··· Records supplied

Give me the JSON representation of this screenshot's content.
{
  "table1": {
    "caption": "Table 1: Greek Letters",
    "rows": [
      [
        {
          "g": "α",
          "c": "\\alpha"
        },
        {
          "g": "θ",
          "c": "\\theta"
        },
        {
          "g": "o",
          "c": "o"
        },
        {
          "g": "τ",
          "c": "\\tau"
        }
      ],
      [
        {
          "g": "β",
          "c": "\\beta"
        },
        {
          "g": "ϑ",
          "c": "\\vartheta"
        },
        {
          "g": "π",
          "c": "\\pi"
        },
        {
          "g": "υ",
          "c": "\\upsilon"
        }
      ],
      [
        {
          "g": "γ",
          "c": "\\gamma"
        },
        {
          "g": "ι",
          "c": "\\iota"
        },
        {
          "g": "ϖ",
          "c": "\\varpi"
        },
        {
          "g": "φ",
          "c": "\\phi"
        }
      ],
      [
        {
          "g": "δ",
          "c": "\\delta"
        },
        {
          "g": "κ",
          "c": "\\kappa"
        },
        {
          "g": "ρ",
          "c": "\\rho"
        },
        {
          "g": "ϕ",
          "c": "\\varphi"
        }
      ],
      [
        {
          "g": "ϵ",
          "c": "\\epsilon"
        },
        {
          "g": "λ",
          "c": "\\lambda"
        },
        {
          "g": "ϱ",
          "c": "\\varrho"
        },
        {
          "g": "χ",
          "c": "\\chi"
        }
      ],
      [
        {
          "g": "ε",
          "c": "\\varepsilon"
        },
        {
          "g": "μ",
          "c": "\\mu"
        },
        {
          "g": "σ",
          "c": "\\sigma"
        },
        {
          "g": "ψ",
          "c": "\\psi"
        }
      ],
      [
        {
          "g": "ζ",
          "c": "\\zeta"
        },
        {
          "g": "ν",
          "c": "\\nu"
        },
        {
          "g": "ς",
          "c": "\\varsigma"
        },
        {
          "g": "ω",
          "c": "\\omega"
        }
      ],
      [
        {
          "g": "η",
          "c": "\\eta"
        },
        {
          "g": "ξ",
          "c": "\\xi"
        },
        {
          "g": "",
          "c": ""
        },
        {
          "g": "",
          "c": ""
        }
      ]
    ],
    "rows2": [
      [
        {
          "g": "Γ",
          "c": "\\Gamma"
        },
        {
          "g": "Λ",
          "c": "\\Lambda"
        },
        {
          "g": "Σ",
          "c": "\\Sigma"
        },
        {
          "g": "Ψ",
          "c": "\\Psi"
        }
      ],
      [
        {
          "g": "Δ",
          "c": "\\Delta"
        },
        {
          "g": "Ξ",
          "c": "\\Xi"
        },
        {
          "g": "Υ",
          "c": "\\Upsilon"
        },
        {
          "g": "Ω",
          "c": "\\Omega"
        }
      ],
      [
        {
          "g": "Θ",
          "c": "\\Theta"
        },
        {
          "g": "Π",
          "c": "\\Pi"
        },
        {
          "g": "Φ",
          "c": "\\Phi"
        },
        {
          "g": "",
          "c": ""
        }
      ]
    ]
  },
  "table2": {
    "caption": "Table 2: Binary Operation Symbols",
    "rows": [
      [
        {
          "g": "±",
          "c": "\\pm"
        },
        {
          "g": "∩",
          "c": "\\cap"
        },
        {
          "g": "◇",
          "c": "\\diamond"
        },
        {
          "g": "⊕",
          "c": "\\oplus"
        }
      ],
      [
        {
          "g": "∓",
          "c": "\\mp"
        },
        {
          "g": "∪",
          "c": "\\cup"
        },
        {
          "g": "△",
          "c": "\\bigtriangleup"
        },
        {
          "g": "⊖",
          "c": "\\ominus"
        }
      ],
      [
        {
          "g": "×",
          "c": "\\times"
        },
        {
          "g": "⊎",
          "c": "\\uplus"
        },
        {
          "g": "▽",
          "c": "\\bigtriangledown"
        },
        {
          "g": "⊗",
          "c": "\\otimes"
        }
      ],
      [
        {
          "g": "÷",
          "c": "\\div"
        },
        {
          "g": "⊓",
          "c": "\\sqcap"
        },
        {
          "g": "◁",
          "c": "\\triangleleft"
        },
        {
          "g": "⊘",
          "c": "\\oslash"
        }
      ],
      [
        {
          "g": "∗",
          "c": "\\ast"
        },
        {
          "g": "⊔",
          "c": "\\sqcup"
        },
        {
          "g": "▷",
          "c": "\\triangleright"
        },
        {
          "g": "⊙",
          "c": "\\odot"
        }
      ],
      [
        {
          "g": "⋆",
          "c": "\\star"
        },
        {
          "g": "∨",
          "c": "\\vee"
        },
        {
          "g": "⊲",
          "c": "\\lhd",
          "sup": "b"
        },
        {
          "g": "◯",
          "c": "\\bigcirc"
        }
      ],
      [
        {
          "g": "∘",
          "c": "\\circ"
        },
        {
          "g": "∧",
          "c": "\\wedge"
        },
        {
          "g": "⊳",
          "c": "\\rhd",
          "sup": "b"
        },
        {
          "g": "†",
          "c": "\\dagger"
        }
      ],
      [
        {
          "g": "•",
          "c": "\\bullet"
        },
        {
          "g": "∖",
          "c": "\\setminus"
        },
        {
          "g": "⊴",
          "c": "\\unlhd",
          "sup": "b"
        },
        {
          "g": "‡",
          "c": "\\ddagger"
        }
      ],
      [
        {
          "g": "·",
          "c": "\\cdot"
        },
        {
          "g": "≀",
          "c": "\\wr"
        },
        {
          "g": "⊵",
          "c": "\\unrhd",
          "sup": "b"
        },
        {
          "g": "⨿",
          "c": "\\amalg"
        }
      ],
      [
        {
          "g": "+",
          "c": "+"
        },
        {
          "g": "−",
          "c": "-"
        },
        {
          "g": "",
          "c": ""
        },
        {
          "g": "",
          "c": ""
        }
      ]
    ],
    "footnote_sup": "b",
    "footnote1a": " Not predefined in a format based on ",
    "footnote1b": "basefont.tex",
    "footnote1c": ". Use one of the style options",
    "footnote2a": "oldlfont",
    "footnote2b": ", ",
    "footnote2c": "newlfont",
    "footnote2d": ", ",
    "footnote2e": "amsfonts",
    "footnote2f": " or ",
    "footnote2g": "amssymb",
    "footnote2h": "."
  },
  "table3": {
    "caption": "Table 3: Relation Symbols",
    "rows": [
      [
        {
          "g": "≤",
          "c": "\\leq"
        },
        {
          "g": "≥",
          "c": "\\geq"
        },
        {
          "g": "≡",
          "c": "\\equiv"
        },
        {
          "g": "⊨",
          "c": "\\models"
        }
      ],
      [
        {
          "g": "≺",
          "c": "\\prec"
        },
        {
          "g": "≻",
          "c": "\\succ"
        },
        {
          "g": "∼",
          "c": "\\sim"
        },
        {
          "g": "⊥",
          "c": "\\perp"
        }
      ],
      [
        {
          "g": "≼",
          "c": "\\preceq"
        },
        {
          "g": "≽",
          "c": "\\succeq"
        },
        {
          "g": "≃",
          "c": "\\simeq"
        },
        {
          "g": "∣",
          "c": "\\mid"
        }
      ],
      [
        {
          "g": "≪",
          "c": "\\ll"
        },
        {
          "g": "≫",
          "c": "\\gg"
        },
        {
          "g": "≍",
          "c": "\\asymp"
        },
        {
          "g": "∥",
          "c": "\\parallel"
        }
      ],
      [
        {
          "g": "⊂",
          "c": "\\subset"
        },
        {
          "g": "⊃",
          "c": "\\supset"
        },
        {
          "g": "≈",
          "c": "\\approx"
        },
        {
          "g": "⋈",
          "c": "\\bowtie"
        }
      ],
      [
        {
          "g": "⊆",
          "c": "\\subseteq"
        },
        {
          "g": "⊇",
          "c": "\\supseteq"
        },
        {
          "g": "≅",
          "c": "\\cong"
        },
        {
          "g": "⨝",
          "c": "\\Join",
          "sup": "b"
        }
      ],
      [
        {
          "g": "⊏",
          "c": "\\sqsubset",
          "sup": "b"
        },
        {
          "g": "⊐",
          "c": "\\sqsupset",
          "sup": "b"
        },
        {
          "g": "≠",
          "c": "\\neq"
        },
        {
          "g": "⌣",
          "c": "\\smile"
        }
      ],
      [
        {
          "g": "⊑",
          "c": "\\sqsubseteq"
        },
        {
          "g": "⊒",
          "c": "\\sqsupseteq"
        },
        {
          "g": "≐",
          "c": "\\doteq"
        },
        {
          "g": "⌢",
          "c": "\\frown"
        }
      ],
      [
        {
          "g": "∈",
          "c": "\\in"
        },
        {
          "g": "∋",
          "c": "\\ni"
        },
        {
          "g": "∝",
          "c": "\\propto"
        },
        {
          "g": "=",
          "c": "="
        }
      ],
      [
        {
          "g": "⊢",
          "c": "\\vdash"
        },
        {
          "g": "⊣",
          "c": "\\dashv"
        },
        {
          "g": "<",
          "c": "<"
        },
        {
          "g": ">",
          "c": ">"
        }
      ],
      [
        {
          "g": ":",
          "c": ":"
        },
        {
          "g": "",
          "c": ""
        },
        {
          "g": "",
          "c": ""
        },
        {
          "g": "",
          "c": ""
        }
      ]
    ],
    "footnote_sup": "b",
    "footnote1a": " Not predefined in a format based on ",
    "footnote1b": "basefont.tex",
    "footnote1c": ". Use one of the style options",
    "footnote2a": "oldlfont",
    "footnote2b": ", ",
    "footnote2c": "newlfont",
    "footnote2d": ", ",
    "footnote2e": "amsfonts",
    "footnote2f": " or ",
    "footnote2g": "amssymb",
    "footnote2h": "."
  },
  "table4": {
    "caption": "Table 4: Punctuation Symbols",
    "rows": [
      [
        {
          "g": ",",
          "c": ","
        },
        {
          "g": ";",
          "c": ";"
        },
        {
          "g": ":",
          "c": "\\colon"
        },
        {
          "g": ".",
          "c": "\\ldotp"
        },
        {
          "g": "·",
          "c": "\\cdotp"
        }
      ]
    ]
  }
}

······

* Problem to work on: Of the lines in the records, how many contain the word "caption"? Answer with the number and nothing else.

* Response to the exercise: 4